» **Task description**: In the following material, identify every line holding the string "icon" and return it.

Dataset records
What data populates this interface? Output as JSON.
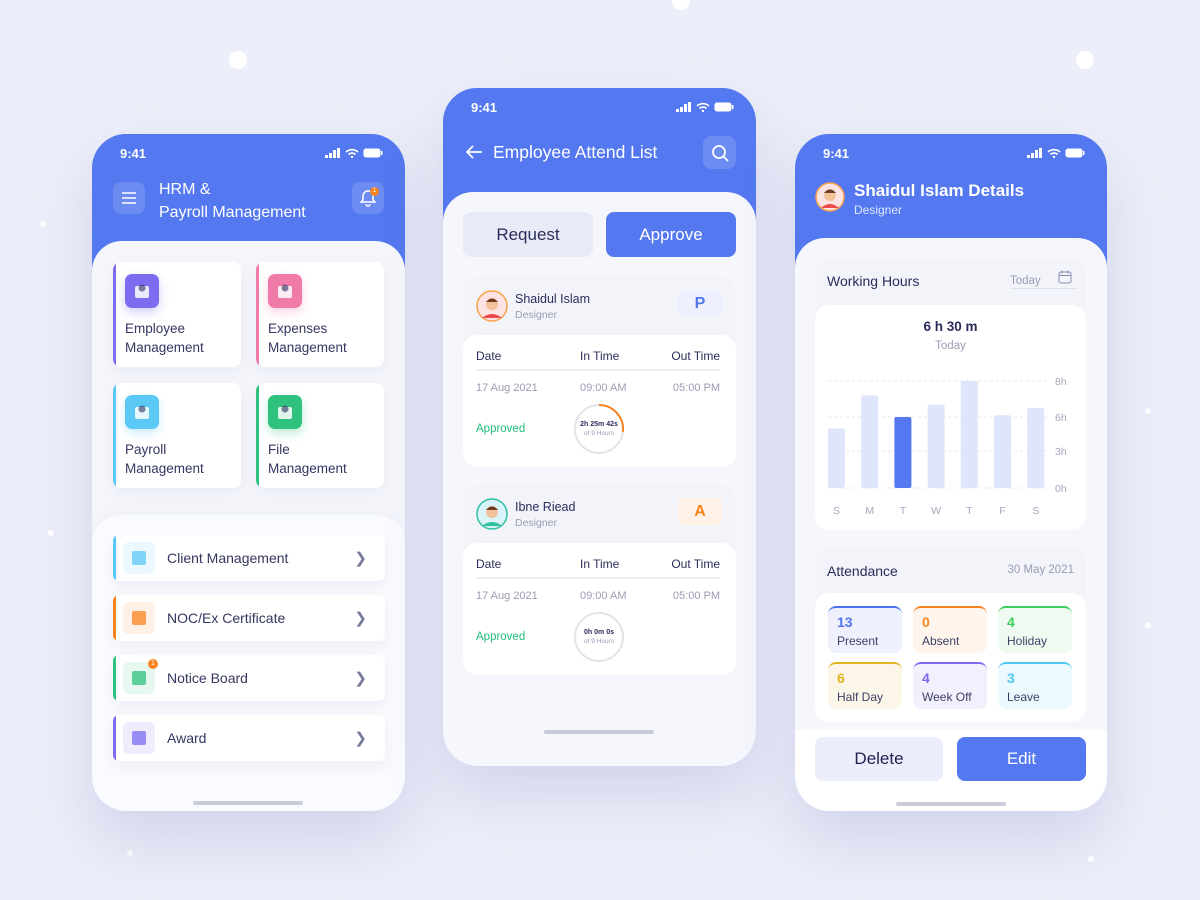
{
  "colors": {
    "primary": "#5478ef",
    "background": "#eceef9",
    "approved": "#1fbf7a",
    "orange": "#f7841e"
  },
  "status_bar": {
    "time": "9:41"
  },
  "hrm_screen": {
    "title_line1": "HRM &",
    "title_line2": "Payroll Management",
    "notification_count": "1",
    "modules": [
      {
        "label_line1": "Employee",
        "label_line2": "Management",
        "color": "#7b6cf0",
        "icon": "employee-icon"
      },
      {
        "label_line1": "Expenses",
        "label_line2": "Management",
        "color": "#f07aa8",
        "icon": "expenses-icon"
      },
      {
        "label_line1": "Payroll",
        "label_line2": "Management",
        "color": "#5cc8f5",
        "icon": "payroll-icon"
      },
      {
        "label_line1": "File",
        "label_line2": "Management",
        "color": "#2ec27e",
        "icon": "file-icon"
      }
    ],
    "menu_items": [
      {
        "label": "Client Management",
        "color": "#5cc8f5",
        "icon": "client-icon"
      },
      {
        "label": "NOC/Ex Certificate",
        "color": "#f7841e",
        "icon": "certificate-icon"
      },
      {
        "label": "Notice Board",
        "color": "#2ec27e",
        "icon": "notice-board-icon",
        "badge": "1"
      },
      {
        "label": "Award",
        "color": "#7b6cf0",
        "icon": "award-icon"
      }
    ]
  },
  "attend_screen": {
    "title": "Employee Attend List",
    "tabs": {
      "request": "Request",
      "approve": "Approve"
    },
    "columns": {
      "date": "Date",
      "in": "In Time",
      "out": "Out Time"
    },
    "employees": [
      {
        "name": "Shaidul Islam",
        "role": "Designer",
        "status_badge": "P",
        "date": "17 Aug 2021",
        "in_time": "09:00 AM",
        "out_time": "05:00 PM",
        "approval": "Approved",
        "elapsed": "2h 25m 42s",
        "of_total": "of 9 Hours",
        "progress": 0.27
      },
      {
        "name": "Ibne Riead",
        "role": "Designer",
        "status_badge": "A",
        "date": "17 Aug 2021",
        "in_time": "09:00 AM",
        "out_time": "05:00 PM",
        "approval": "Approved",
        "elapsed": "0h 0m 0s",
        "of_total": "of 9 Hours",
        "progress": 0
      }
    ]
  },
  "details_screen": {
    "name": "Shaidul Islam Details",
    "role": "Designer",
    "working_hours": {
      "title": "Working Hours",
      "filter": "Today",
      "total": "6 h 30 m",
      "total_label": "Today"
    },
    "attendance": {
      "title": "Attendance",
      "date": "30 May 2021",
      "stats": [
        {
          "value": "13",
          "label": "Present",
          "color": "#4f74ef",
          "bg": "#eef1fd"
        },
        {
          "value": "0",
          "label": "Absent",
          "color": "#f7841e",
          "bg": "#fff5ec"
        },
        {
          "value": "4",
          "label": "Holiday",
          "color": "#3ccd5a",
          "bg": "#effbf1"
        },
        {
          "value": "6",
          "label": "Half Day",
          "color": "#e0b320",
          "bg": "#fbf6e8"
        },
        {
          "value": "4",
          "label": "Week Off",
          "color": "#7b6cf0",
          "bg": "#f2f0fd"
        },
        {
          "value": "3",
          "label": "Leave",
          "color": "#4fc6f0",
          "bg": "#ecf9fd"
        }
      ]
    },
    "buttons": {
      "delete": "Delete",
      "edit": "Edit"
    }
  },
  "chart_data": {
    "type": "bar",
    "categories": [
      "S",
      "M",
      "T",
      "W",
      "T",
      "F",
      "S"
    ],
    "values": [
      5,
      7.2,
      6,
      6.7,
      8,
      6.1,
      6.5
    ],
    "highlight_index": 2,
    "yticks": [
      "0h",
      "3h",
      "6h",
      "8h"
    ],
    "ytick_values": [
      0,
      3,
      6,
      8
    ],
    "ylim": [
      0,
      8
    ],
    "grid": true,
    "colors": {
      "bar": "#dfe6fb",
      "highlight": "#5478ef"
    }
  }
}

» **Solved problem**:
        "icon": "employee-icon"
        "icon": "expenses-icon"
        "icon": "payroll-icon"
        "icon": "file-icon"
        "icon": "client-icon"
        "icon": "certificate-icon"
        "icon": "notice-board-icon",
        "icon": "award-icon"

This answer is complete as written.